Data items

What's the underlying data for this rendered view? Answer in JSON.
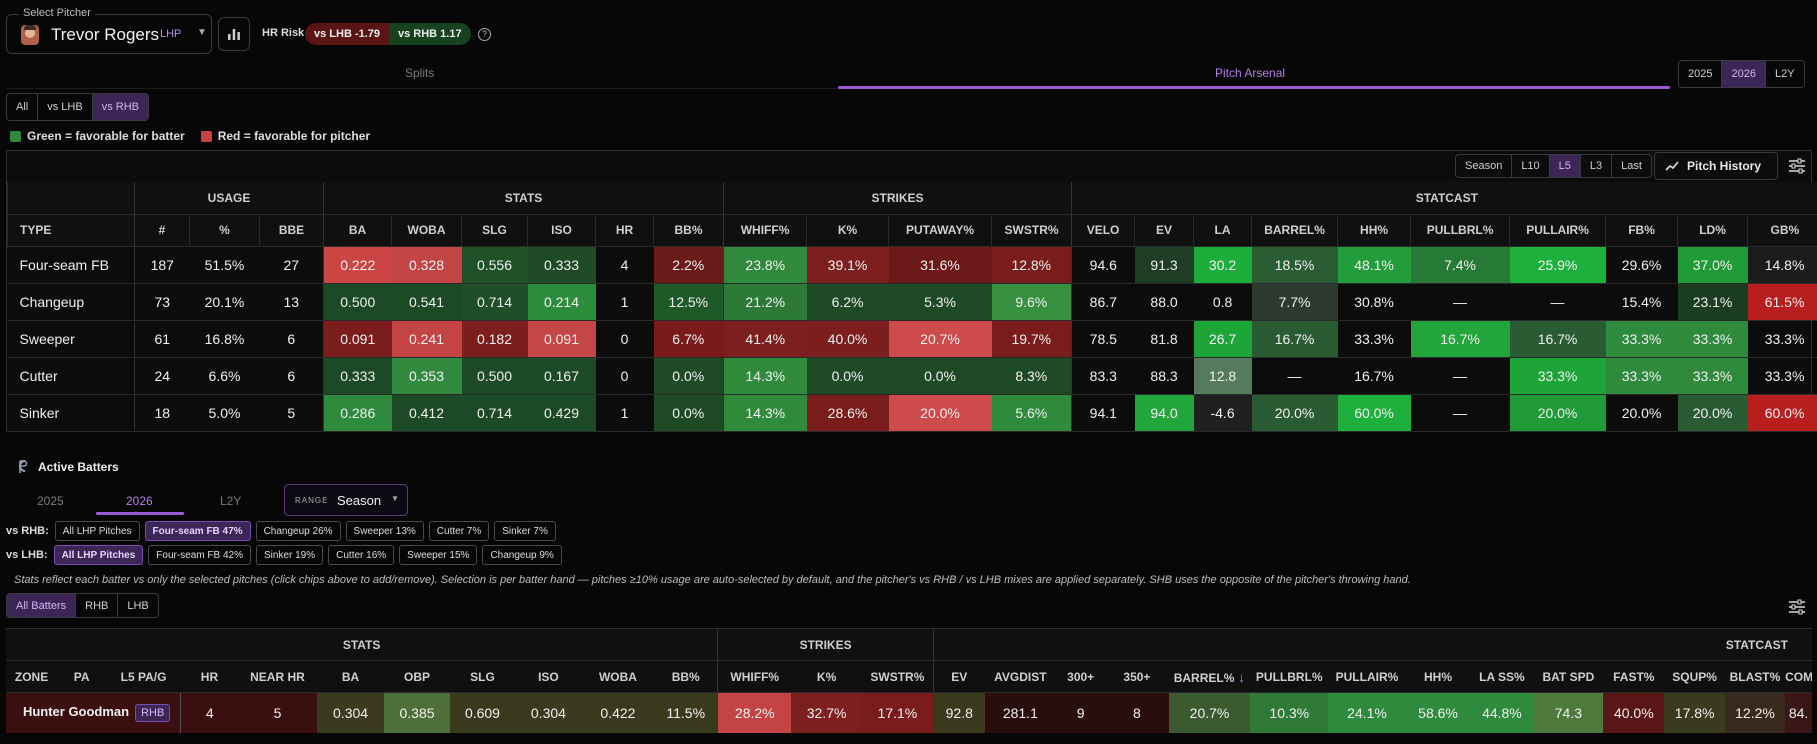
{
  "header": {
    "select_label": "Select Pitcher",
    "pitcher_name": "Trevor Rogers",
    "hand": "LHP",
    "hr_risk_label": "HR Risk",
    "vs_lhb": "vs LHB -1.79",
    "vs_rhb": "vs RHB 1.17",
    "help": "?"
  },
  "tabs": {
    "splits": "Splits",
    "arsenal": "Pitch Arsenal"
  },
  "years": [
    "2025",
    "2026",
    "L2Y"
  ],
  "splits": [
    "All",
    "vs LHB",
    "vs RHB"
  ],
  "legend": {
    "green": "Green = favorable for batter",
    "red": "Red = favorable for pitcher"
  },
  "range_buttons": [
    "Season",
    "L10",
    "L5",
    "L3",
    "Last"
  ],
  "pitch_history": "Pitch History",
  "arsenal": {
    "groups": [
      "USAGE",
      "STATS",
      "STRIKES",
      "STATCAST"
    ],
    "columns": [
      "TYPE",
      "#",
      "%",
      "BBE",
      "BA",
      "WOBA",
      "SLG",
      "ISO",
      "HR",
      "BB%",
      "WHIFF%",
      "K%",
      "PUTAWAY%",
      "SWSTR%",
      "VELO",
      "EV",
      "LA",
      "BARREL%",
      "HH%",
      "PULLBRL%",
      "PULLAIR%",
      "FB%",
      "LD%",
      "GB%"
    ],
    "rows": [
      [
        "Four-seam FB",
        "187",
        "51.5%",
        "27",
        "0.222",
        "0.328",
        "0.556",
        "0.333",
        "4",
        "2.2%",
        "23.8%",
        "39.1%",
        "31.6%",
        "12.8%",
        "94.6",
        "91.3",
        "30.2",
        "18.5%",
        "48.1%",
        "7.4%",
        "25.9%",
        "29.6%",
        "37.0%",
        "14.8%"
      ],
      [
        "Changeup",
        "73",
        "20.1%",
        "13",
        "0.500",
        "0.541",
        "0.714",
        "0.214",
        "1",
        "12.5%",
        "21.2%",
        "6.2%",
        "5.3%",
        "9.6%",
        "86.7",
        "88.0",
        "0.8",
        "7.7%",
        "30.8%",
        "—",
        "—",
        "15.4%",
        "23.1%",
        "61.5%"
      ],
      [
        "Sweeper",
        "61",
        "16.8%",
        "6",
        "0.091",
        "0.241",
        "0.182",
        "0.091",
        "0",
        "6.7%",
        "41.4%",
        "40.0%",
        "20.7%",
        "19.7%",
        "78.5",
        "81.8",
        "26.7",
        "16.7%",
        "33.3%",
        "16.7%",
        "16.7%",
        "33.3%",
        "33.3%",
        "33.3%"
      ],
      [
        "Cutter",
        "24",
        "6.6%",
        "6",
        "0.333",
        "0.353",
        "0.500",
        "0.167",
        "0",
        "0.0%",
        "14.3%",
        "0.0%",
        "0.0%",
        "8.3%",
        "83.3",
        "88.3",
        "12.8",
        "—",
        "16.7%",
        "—",
        "33.3%",
        "33.3%",
        "33.3%",
        "33.3%"
      ],
      [
        "Sinker",
        "18",
        "5.0%",
        "5",
        "0.286",
        "0.412",
        "0.714",
        "0.429",
        "1",
        "0.0%",
        "14.3%",
        "28.6%",
        "20.0%",
        "5.6%",
        "94.1",
        "94.0",
        "-4.6",
        "20.0%",
        "60.0%",
        "—",
        "20.0%",
        "20.0%",
        "20.0%",
        "60.0%"
      ]
    ],
    "colors": [
      [
        "",
        "",
        "",
        "",
        "#cc4545",
        "#c24444",
        "#1f5129",
        "#1e4a26",
        "",
        "#6b1a1a",
        "#2f8a3d",
        "#7e1f1f",
        "#6b1818",
        "#7a1c1c",
        "",
        "#1f3d24",
        "#1cad3a",
        "#2a5d33",
        "#239c3c",
        "#277a36",
        "#1eb03c",
        "",
        "#1f9a36",
        "#1c1c1c"
      ],
      [
        "",
        "",
        "",
        "",
        "#1d4a26",
        "#1b4a25",
        "#1e4f28",
        "#2e8c3d",
        "",
        "#1e5a28",
        "#2d7a38",
        "#1e4a26",
        "#1e4a26",
        "#37903f",
        "",
        "",
        "",
        "#2c3a30",
        "",
        "",
        "",
        "",
        "#1b3d22",
        "#b81e1e"
      ],
      [
        "",
        "",
        "",
        "",
        "#7b1d1d",
        "#c44343",
        "#7d1e1e",
        "#c44646",
        "",
        "#7a1a1a",
        "#7e1f1f",
        "#7d1e1e",
        "#cd4b4b",
        "#7b1c1c",
        "",
        "",
        "#1ea538",
        "#2a5c33",
        "",
        "#22a63c",
        "#2a5c33",
        "#2e8b3d",
        "#2f8a3c",
        ""
      ],
      [
        "",
        "",
        "",
        "",
        "#1d4a26",
        "#318a3d",
        "#1d4a26",
        "#1d4a26",
        "",
        "#1e4a26",
        "#2f8a3c",
        "#1e4a26",
        "#1e4a26",
        "#1e4a26",
        "",
        "",
        "#557a5d",
        "",
        "",
        "",
        "#1ea538",
        "#2e8b3d",
        "#2f8a3c",
        ""
      ],
      [
        "",
        "",
        "",
        "",
        "#2e8a3c",
        "#1d4a26",
        "#1d4a26",
        "#1d4a26",
        "",
        "#1e4a26",
        "#2f8a3c",
        "#7b1c1c",
        "#cd4b4b",
        "#2e8a3c",
        "",
        "#22a63c",
        "#202020",
        "#2a5c33",
        "#1eb03c",
        "",
        "#1f9a36",
        "",
        "#2a5c33",
        "#b81e1e"
      ]
    ]
  },
  "active": {
    "title": "Active Batters",
    "years": [
      "2025",
      "2026",
      "L2Y"
    ],
    "range_key": "RANGE",
    "range_value": "Season",
    "vs_rhb_label": "vs RHB:",
    "vs_rhb_chips": [
      "All LHP Pitches",
      "Four-seam FB 47%",
      "Changeup 26%",
      "Sweeper 13%",
      "Cutter 7%",
      "Sinker 7%"
    ],
    "vs_lhb_label": "vs LHB:",
    "vs_lhb_chips": [
      "All LHP Pitches",
      "Four-seam FB 42%",
      "Sinker 19%",
      "Cutter 16%",
      "Sweeper 15%",
      "Changeup 9%"
    ],
    "note": "Stats reflect each batter vs only the selected pitches (click chips above to add/remove). Selection is per batter hand — pitches ≥10% usage are auto-selected by default, and the pitcher's vs RHB / vs LHB mixes are applied separately. SHB uses the opposite of the pitcher's throwing hand.",
    "filters": [
      "All Batters",
      "RHB",
      "LHB"
    ]
  },
  "batters": {
    "groups": [
      "STATS",
      "STRIKES",
      "STATCAST"
    ],
    "columns": [
      "ZONE",
      "PA",
      "L5 PA/G",
      "HR",
      "NEAR HR",
      "BA",
      "OBP",
      "SLG",
      "ISO",
      "WOBA",
      "BB%",
      "WHIFF%",
      "K%",
      "SWSTR%",
      "EV",
      "AVGDIST",
      "300+",
      "350+",
      "BARREL%",
      "PULLBRL%",
      "PULLAIR%",
      "HH%",
      "LA SS%",
      "BAT SPD",
      "FAST%",
      "SQUP%",
      "BLAST%",
      "COM"
    ],
    "row": {
      "name": "Hunter Goodman",
      "hand": "RHB",
      "values": [
        "4",
        "5",
        "0.304",
        "0.385",
        "0.609",
        "0.304",
        "0.422",
        "11.5%",
        "28.2%",
        "32.7%",
        "17.1%",
        "92.8",
        "281.1",
        "9",
        "8",
        "20.7%",
        "10.3%",
        "24.1%",
        "58.6%",
        "44.8%",
        "74.3",
        "40.0%",
        "17.8%",
        "12.2%",
        "84."
      ],
      "colors": [
        "#3b0f0f",
        "#3b0f0f",
        "#3a3a1e",
        "#4f6f39",
        "#3a3a1e",
        "#3a3a1e",
        "#3a3a1e",
        "#3a3a1e",
        "#c44444",
        "#7e1f1f",
        "#7a1c1c",
        "#3b3a1e",
        "#2a0e0e",
        "#2a0e0e",
        "#2a0e0e",
        "#3b5a30",
        "#2f7a37",
        "#2e8a3c",
        "#2e8a3c",
        "#2e8a3c",
        "#4d7a3c",
        "#5a1616",
        "#3a3a1e",
        "#3a2a1e",
        "#3a1616"
      ]
    }
  },
  "colors": {
    "accent": "#9a5ad6",
    "green": "#2e8a3c",
    "red": "#c44444"
  }
}
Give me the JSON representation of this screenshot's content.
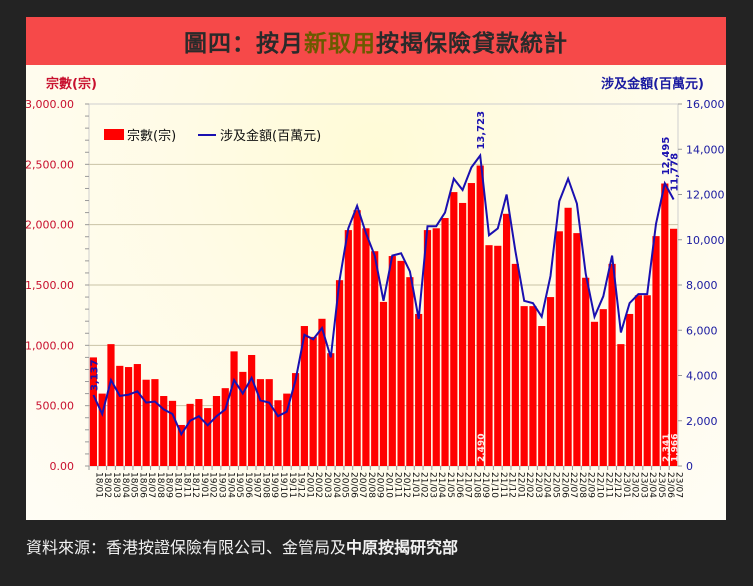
{
  "title": {
    "prefix": "圖四：按月",
    "highlight": "新取用",
    "suffix": "按揭保險貸款統計"
  },
  "axes": {
    "left_label": "宗數(宗)",
    "right_label": "涉及金額(百萬元)",
    "left_ticks": [
      "0.00",
      "500.00",
      "1,000.00",
      "1,500.00",
      "2,000.00",
      "2,500.00",
      "3,000.00"
    ],
    "right_ticks": [
      "0",
      "2,000",
      "4,000",
      "6,000",
      "8,000",
      "10,000",
      "12,000",
      "14,000",
      "16,000"
    ]
  },
  "legend": {
    "bar_label": "宗數(宗)",
    "line_label": "涉及金額(百萬元)"
  },
  "annotations": {
    "first_line": "3,137",
    "peak_line": "13,723",
    "peak_bar": "2,490",
    "jun23_line": "12,495",
    "jul23_line": "11,778",
    "jun23_bar": "2,341",
    "jul23_bar": "1,966"
  },
  "source": {
    "normal": "資料來源：香港按證保險有限公司、金管局及",
    "bold": "中原按揭研究部"
  },
  "colors": {
    "bar": "#ff0000",
    "line": "#1a10b0",
    "left_axis": "#c8102e",
    "right_axis": "#1a1aa0",
    "title_bg": "#f64949"
  },
  "chart_data": {
    "type": "bar",
    "title": "圖四：按月新取用按揭保險貸款統計",
    "xlabel": "",
    "ylabel": "宗數(宗)",
    "y2label": "涉及金額(百萬元)",
    "ylim": [
      0,
      3000
    ],
    "y2lim": [
      0,
      16000
    ],
    "grid": true,
    "legend_position": "top-left",
    "categories": [
      "18/01",
      "18/02",
      "18/03",
      "18/04",
      "18/05",
      "18/06",
      "18/07",
      "18/08",
      "18/09",
      "18/10",
      "18/11",
      "18/12",
      "19/01",
      "19/02",
      "19/03",
      "19/04",
      "19/05",
      "19/06",
      "19/07",
      "19/08",
      "19/09",
      "19/10",
      "19/11",
      "19/12",
      "20/01",
      "20/02",
      "20/03",
      "20/04",
      "20/05",
      "20/06",
      "20/07",
      "20/08",
      "20/09",
      "20/10",
      "20/11",
      "20/12",
      "21/01",
      "21/02",
      "21/03",
      "21/04",
      "21/05",
      "21/06",
      "21/07",
      "21/08",
      "21/09",
      "21/10",
      "21/11",
      "21/12",
      "22/01",
      "22/02",
      "22/03",
      "22/04",
      "22/05",
      "22/06",
      "22/07",
      "22/08",
      "22/09",
      "22/10",
      "22/11",
      "22/12",
      "23/01",
      "23/02",
      "23/03",
      "23/04",
      "23/05",
      "23/06",
      "23/07"
    ],
    "series": [
      {
        "name": "宗數(宗)",
        "type": "bar",
        "axis": "left",
        "values": [
          900,
          600,
          1010,
          830,
          820,
          845,
          715,
          720,
          580,
          540,
          340,
          515,
          555,
          480,
          580,
          645,
          950,
          780,
          920,
          720,
          720,
          545,
          600,
          770,
          1160,
          1070,
          1220,
          935,
          1540,
          1955,
          2120,
          1970,
          1780,
          1360,
          1740,
          1700,
          1565,
          1260,
          1955,
          1970,
          2055,
          2270,
          2180,
          2345,
          2490,
          1830,
          1825,
          2090,
          1675,
          1325,
          1325,
          1160,
          1400,
          1945,
          2140,
          1930,
          1560,
          1195,
          1300,
          1675,
          1010,
          1260,
          1415,
          1415,
          1905,
          2341,
          1966
        ]
      },
      {
        "name": "涉及金額(百萬元)",
        "type": "line",
        "axis": "right",
        "values": [
          3137,
          2300,
          3800,
          3100,
          3150,
          3300,
          2800,
          2850,
          2500,
          2300,
          1400,
          2000,
          2200,
          1800,
          2200,
          2500,
          3800,
          3200,
          3900,
          2900,
          2800,
          2200,
          2400,
          3800,
          5800,
          5600,
          6100,
          4800,
          8200,
          10500,
          11500,
          10300,
          9300,
          7300,
          9300,
          9400,
          8600,
          6500,
          10600,
          10600,
          11200,
          12700,
          12200,
          13200,
          13723,
          10200,
          10500,
          12000,
          9500,
          7300,
          7200,
          6600,
          8400,
          11700,
          12700,
          11600,
          8500,
          6600,
          7500,
          9300,
          5900,
          7200,
          7600,
          7600,
          10700,
          12495,
          11778
        ]
      }
    ]
  }
}
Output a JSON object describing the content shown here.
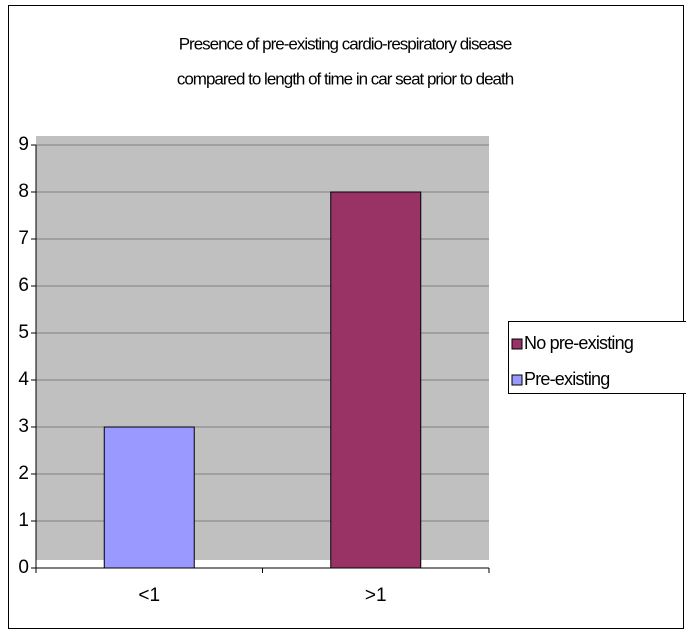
{
  "chart_data": {
    "type": "stacked_bar",
    "title": [
      "Presence of pre-existing cardio-respiratory disease",
      "compared to length of time in car seat prior to death"
    ],
    "categories": [
      "<1",
      ">1"
    ],
    "series": [
      {
        "name": "Pre-existing",
        "color": "#9999ff",
        "values": [
          3,
          0
        ]
      },
      {
        "name": "No pre-existing",
        "color": "#993366",
        "values": [
          0,
          8
        ]
      }
    ],
    "ylim": [
      0,
      9
    ],
    "yticks": [
      0,
      1,
      2,
      3,
      4,
      5,
      6,
      7,
      8,
      9
    ],
    "grid": true,
    "legend": "right",
    "plot_background": "#c0c0c0"
  }
}
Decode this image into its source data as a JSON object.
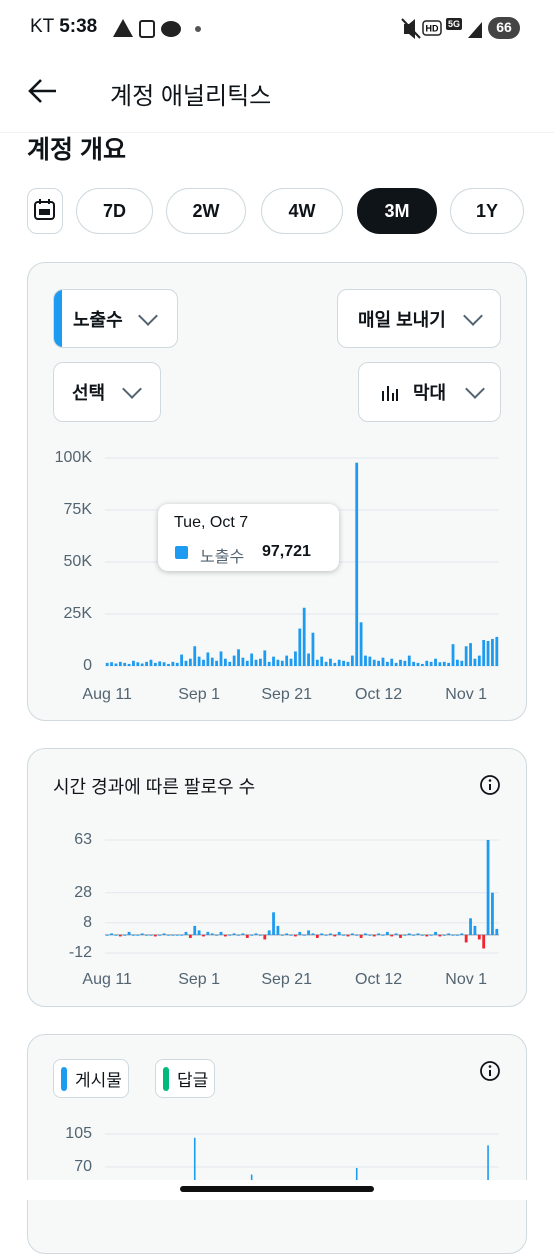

• _Aim_:
Using the records above, copy exactly and only the lines from the line with "Output a JSON" through the end, both included; leave every picture out.

• _Answer to this problem_:
Output a JSON object describing the content shown here.
{
  "chart_data": {
    "type": "stacked_bar",
    "title": [
      "Presence of pre-existing cardio-respiratory disease",
      "compared to length of time in car seat prior to death"
    ],
    "categories": [
      "<1",
      ">1"
    ],
    "series": [
      {
        "name": "Pre-existing",
        "color": "#9999ff",
        "values": [
          3,
          0
        ]
      },
      {
        "name": "No pre-existing",
        "color": "#993366",
        "values": [
          0,
          8
        ]
      }
    ],
    "ylim": [
      0,
      9
    ],
    "yticks": [
      0,
      1,
      2,
      3,
      4,
      5,
      6,
      7,
      8,
      9
    ],
    "grid": true,
    "legend": "right",
    "plot_background": "#c0c0c0"
  }
}
Decode this image into its source data as a JSON object.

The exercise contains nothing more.